Your task: Copy everything in the data below exactly except the pictures.

**** Data provided

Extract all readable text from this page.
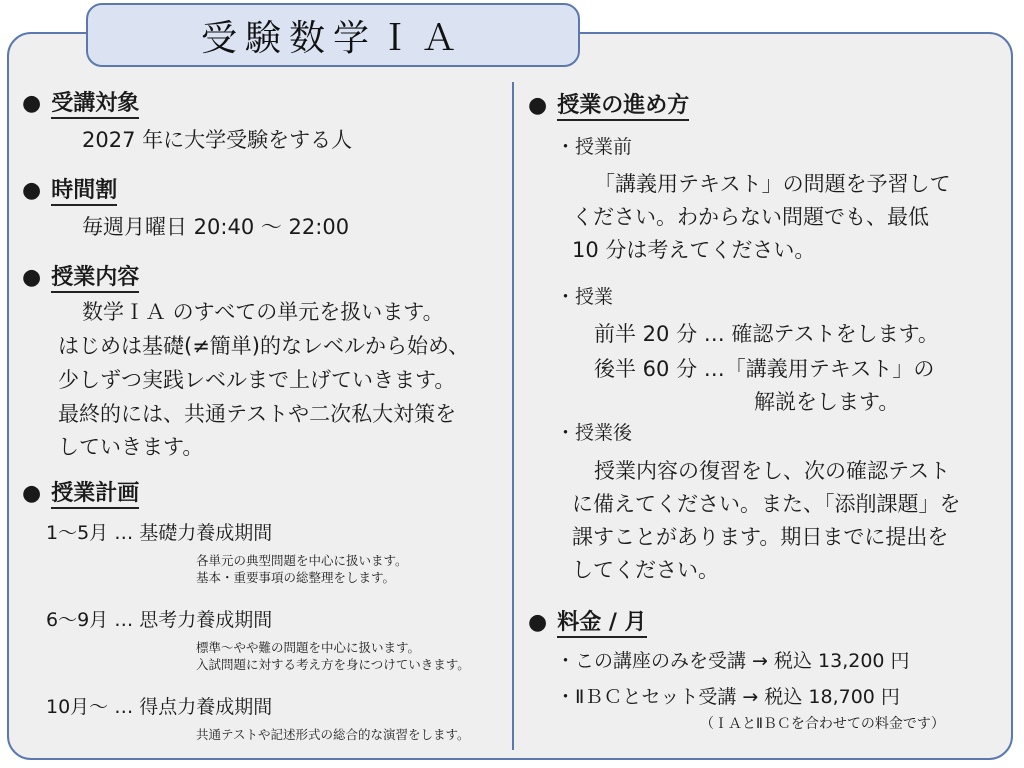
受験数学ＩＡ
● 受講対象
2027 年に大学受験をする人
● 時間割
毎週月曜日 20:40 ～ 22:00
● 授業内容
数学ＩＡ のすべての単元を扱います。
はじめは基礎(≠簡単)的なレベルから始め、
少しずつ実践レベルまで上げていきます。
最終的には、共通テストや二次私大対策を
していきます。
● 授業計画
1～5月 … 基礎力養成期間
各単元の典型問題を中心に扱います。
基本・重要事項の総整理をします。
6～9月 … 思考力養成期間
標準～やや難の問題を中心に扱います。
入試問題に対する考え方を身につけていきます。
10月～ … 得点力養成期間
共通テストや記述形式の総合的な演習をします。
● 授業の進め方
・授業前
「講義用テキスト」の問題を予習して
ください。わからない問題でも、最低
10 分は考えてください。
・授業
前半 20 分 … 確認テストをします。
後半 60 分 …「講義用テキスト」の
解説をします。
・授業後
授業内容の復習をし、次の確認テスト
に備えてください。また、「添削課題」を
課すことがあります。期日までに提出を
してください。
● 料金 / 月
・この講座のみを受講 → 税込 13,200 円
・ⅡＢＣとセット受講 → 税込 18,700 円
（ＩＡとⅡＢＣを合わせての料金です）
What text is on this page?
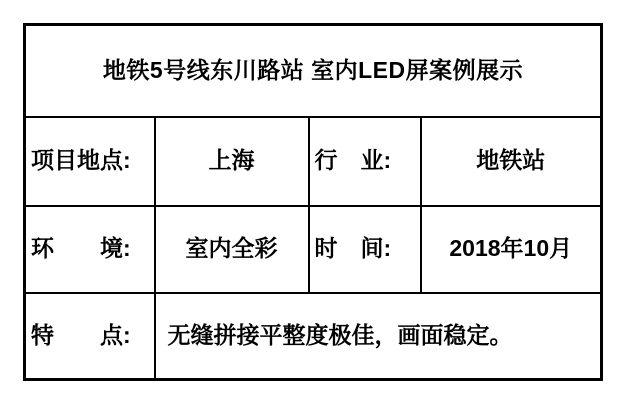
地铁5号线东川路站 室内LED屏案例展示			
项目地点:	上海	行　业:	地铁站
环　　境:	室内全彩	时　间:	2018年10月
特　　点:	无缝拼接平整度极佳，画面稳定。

********

Correct answer:
Extract all readable text from this page.
受験数学ＩＡ
● 受講対象
2027 年に大学受験をする人
● 時間割
毎週月曜日 20:40 ～ 22:00
● 授業内容
数学ＩＡ のすべての単元を扱います。
はじめは基礎(≠簡単)的なレベルから始め、
少しずつ実践レベルまで上げていきます。
最終的には、共通テストや二次私大対策を
していきます。
● 授業計画
1～5月 … 基礎力養成期間
各単元の典型問題を中心に扱います。
基本・重要事項の総整理をします。
6～9月 … 思考力養成期間
標準～やや難の問題を中心に扱います。
入試問題に対する考え方を身につけていきます。
10月～ … 得点力養成期間
共通テストや記述形式の総合的な演習をします。
● 授業の進め方
・授業前
「講義用テキスト」の問題を予習して
ください。わからない問題でも、最低
10 分は考えてください。
・授業
前半 20 分 … 確認テストをします。
後半 60 分 …「講義用テキスト」の
解説をします。
・授業後
授業内容の復習をし、次の確認テスト
に備えてください。また、「添削課題」を
課すことがあります。期日までに提出を
してください。
● 料金 / 月
・この講座のみを受講 → 税込 13,200 円
・ⅡＢＣとセット受講 → 税込 18,700 円
（ＩＡとⅡＢＣを合わせての料金です）
What text is on this page?
地铁5号线东川路站 室内LED屏案例展示			
项目地点:	上海	行　业:	地铁站
环　　境:	室内全彩	时　间:	2018年10月
特　　点:	无缝拼接平整度极佳，画面稳定。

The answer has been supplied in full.